Figure collection entries:
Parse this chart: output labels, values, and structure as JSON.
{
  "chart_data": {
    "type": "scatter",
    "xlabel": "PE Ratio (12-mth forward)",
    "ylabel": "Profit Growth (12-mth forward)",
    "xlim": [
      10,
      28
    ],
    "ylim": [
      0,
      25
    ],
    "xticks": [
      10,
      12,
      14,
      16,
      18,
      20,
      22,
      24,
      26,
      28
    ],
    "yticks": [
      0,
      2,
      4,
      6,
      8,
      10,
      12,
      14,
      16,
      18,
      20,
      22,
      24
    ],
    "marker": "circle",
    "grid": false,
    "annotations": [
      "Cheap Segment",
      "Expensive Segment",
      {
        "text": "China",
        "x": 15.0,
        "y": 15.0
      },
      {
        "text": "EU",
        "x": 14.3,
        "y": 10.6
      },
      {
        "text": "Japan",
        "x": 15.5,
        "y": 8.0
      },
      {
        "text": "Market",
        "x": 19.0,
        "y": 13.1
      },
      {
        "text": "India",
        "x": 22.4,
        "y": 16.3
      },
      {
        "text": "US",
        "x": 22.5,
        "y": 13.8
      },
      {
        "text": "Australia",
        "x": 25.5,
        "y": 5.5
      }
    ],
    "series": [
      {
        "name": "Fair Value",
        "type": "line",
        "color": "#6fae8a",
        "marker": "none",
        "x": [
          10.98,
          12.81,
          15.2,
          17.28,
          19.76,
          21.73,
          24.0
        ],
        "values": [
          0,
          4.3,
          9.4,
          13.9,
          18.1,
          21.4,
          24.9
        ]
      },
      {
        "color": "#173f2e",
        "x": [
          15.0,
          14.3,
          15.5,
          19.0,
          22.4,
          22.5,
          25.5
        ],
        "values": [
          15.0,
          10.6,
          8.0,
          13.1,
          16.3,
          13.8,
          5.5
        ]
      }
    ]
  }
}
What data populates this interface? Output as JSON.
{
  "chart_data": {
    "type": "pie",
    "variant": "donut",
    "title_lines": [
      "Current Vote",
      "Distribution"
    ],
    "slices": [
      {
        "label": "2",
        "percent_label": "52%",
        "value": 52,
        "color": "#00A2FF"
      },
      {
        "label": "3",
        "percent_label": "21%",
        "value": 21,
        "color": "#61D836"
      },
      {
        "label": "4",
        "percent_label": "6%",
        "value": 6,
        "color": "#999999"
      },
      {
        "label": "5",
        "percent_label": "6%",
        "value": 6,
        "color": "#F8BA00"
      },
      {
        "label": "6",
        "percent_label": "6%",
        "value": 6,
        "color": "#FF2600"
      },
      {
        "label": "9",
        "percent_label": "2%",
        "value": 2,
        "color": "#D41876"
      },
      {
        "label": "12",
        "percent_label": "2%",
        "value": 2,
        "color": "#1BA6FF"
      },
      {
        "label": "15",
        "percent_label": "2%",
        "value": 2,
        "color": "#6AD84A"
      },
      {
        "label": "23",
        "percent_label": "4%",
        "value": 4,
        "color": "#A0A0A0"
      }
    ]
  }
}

---

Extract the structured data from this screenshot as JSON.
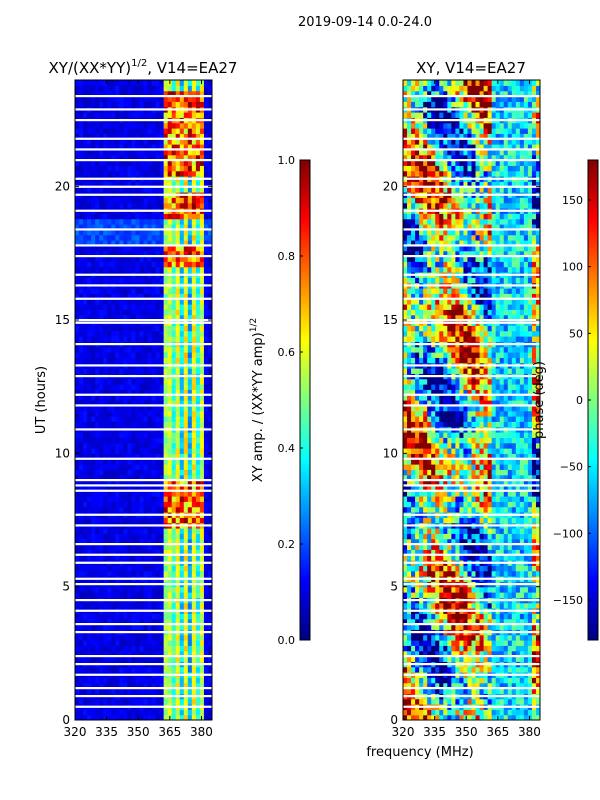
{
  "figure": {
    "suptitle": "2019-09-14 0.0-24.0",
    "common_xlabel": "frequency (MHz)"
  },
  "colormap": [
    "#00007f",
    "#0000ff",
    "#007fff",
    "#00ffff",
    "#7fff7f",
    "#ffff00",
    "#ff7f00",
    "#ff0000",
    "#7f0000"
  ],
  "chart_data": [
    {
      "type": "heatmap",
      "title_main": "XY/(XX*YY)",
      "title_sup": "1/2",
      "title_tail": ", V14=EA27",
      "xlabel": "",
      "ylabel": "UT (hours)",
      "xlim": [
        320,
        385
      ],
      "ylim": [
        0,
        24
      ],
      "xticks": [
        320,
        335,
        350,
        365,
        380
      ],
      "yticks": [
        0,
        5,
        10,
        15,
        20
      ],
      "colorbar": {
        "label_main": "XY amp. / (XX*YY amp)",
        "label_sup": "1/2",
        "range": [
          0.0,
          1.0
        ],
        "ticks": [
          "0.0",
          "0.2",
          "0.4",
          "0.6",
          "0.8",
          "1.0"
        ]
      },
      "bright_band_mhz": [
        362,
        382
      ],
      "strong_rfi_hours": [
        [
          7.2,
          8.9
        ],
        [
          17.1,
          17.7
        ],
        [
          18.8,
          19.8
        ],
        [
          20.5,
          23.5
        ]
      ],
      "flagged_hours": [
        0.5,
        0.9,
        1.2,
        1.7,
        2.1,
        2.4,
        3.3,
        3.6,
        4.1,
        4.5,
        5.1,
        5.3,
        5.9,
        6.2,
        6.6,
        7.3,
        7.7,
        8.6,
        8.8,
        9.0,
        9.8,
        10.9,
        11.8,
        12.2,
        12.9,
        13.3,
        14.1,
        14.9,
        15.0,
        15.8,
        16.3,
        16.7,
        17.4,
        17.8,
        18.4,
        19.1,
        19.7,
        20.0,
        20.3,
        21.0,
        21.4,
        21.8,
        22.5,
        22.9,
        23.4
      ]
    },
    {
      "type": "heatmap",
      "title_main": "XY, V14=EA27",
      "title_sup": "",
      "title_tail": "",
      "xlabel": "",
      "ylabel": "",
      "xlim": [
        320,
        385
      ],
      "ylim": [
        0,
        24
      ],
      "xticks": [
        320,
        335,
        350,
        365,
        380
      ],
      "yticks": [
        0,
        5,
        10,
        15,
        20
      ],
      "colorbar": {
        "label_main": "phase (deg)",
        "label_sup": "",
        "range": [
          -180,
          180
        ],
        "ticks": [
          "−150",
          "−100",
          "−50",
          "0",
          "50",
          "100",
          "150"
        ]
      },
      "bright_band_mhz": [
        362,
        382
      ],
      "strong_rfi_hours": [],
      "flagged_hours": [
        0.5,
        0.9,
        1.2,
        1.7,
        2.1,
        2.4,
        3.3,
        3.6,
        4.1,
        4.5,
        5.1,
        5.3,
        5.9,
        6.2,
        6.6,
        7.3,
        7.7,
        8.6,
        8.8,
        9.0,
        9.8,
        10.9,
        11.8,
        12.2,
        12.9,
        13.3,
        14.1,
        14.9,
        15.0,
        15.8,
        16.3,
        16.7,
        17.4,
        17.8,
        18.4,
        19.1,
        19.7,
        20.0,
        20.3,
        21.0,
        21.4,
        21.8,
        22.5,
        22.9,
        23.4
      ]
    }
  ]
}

Task requirements: Extract every line of the records above that contains the word "type".

Solved exercise:
    "type": "scatter",
        "type": "line",
    "type": "pie",
      "type": "heatmap",
      "type": "heatmap",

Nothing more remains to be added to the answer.